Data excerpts
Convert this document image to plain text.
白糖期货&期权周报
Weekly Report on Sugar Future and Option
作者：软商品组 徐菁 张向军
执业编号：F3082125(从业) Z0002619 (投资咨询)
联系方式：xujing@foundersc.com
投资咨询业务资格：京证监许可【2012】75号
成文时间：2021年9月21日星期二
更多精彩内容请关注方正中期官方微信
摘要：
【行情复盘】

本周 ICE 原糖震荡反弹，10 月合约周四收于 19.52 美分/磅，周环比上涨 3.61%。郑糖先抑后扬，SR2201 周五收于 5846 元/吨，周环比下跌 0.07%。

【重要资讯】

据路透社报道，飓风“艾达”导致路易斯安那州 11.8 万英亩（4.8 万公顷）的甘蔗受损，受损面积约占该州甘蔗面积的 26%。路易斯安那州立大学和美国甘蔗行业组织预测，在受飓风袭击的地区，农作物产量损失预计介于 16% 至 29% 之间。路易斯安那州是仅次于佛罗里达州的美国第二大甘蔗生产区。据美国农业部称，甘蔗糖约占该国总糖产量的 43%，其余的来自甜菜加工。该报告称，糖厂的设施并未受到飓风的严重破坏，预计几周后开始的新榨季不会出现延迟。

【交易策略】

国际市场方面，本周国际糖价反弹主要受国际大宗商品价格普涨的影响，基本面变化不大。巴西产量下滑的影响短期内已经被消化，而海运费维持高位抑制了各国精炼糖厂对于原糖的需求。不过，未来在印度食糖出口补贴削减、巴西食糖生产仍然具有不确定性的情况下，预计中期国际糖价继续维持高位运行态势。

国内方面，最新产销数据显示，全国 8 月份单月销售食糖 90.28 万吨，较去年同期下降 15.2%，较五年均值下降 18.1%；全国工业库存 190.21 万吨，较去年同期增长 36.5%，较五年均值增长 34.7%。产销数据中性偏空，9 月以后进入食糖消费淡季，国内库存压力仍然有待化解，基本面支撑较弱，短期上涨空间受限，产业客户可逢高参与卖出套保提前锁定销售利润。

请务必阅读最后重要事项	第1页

Given exercise: Transcribe all entries exactly as they are given.

Response below:
Convert this document image to plain text.
白糖期货&期权周报
Weekly Report on Sugar Future and Option
作者：软商品组 徐菁 张向军
执业编号：F3082125(从业) Z0002619 (投资咨询)
联系方式：xujing@foundersc.com
投资咨询业务资格：京证监许可【2012】75号
成文时间：2021年9月21日星期二
更多精彩内容请关注方正中期官方微信
摘要：
【行情复盘】

本周 ICE 原糖震荡反弹，10 月合约周四收于 19.52 美分/磅，周环比上涨 3.61%。郑糖先抑后扬，SR2201 周五收于 5846 元/吨，周环比下跌 0.07%。

【重要资讯】

据路透社报道，飓风“艾达”导致路易斯安那州 11.8 万英亩（4.8 万公顷）的甘蔗受损，受损面积约占该州甘蔗面积的 26%。路易斯安那州立大学和美国甘蔗行业组织预测，在受飓风袭击的地区，农作物产量损失预计介于 16% 至 29% 之间。路易斯安那州是仅次于佛罗里达州的美国第二大甘蔗生产区。据美国农业部称，甘蔗糖约占该国总糖产量的 43%，其余的来自甜菜加工。该报告称，糖厂的设施并未受到飓风的严重破坏，预计几周后开始的新榨季不会出现延迟。

【交易策略】

国际市场方面，本周国际糖价反弹主要受国际大宗商品价格普涨的影响，基本面变化不大。巴西产量下滑的影响短期内已经被消化，而海运费维持高位抑制了各国精炼糖厂对于原糖的需求。不过，未来在印度食糖出口补贴削减、巴西食糖生产仍然具有不确定性的情况下，预计中期国际糖价继续维持高位运行态势。

国内方面，最新产销数据显示，全国 8 月份单月销售食糖 90.28 万吨，较去年同期下降 15.2%，较五年均值下降 18.1%；全国工业库存 190.21 万吨，较去年同期增长 36.5%，较五年均值增长 34.7%。产销数据中性偏空，9 月以后进入食糖消费淡季，国内库存压力仍然有待化解，基本面支撑较弱，短期上涨空间受限，产业客户可逢高参与卖出套保提前锁定销售利润。

请务必阅读最后重要事项	第1页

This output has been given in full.